### Records for processing
════════════════════
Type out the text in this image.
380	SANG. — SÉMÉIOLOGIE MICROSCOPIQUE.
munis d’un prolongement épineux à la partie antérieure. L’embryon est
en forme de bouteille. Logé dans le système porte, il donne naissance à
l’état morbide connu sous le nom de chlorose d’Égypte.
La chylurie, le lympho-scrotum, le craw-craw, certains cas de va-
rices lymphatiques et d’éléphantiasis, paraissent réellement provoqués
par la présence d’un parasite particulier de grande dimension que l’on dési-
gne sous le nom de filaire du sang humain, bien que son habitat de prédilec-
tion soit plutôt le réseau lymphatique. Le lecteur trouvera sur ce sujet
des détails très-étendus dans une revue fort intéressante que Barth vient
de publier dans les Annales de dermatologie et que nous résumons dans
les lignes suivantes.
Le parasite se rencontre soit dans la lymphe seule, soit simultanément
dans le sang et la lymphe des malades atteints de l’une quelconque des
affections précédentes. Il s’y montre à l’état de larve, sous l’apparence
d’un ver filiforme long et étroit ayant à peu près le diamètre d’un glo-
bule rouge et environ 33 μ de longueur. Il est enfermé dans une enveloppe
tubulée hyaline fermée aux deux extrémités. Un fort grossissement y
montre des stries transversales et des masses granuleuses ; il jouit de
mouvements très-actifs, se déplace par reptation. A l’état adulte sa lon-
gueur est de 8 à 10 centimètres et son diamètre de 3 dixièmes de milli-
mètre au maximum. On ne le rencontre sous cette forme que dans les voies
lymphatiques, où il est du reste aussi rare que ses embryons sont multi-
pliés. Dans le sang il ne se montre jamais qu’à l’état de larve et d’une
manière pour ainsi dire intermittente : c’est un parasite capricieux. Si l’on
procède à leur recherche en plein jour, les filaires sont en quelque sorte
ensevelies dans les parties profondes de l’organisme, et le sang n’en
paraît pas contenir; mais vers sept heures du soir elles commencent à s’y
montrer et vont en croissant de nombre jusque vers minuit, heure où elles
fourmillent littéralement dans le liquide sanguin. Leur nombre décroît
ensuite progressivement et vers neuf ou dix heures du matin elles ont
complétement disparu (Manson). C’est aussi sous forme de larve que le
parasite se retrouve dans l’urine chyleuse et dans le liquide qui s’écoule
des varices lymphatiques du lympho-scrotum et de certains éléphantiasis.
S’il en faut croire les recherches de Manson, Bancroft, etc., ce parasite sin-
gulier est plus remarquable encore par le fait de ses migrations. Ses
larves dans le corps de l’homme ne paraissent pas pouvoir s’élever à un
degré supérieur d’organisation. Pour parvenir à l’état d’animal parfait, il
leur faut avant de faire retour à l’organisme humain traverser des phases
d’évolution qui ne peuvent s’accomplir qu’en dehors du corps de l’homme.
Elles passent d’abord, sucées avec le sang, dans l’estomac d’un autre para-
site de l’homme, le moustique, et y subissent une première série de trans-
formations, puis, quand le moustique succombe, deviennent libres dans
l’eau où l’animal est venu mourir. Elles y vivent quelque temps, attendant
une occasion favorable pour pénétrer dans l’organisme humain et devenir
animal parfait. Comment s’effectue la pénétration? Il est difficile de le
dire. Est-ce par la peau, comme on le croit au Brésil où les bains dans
════════════════════
### Stated problem
State, as a bare number, how many lines of the listing hold the word "sous".

### Full response
5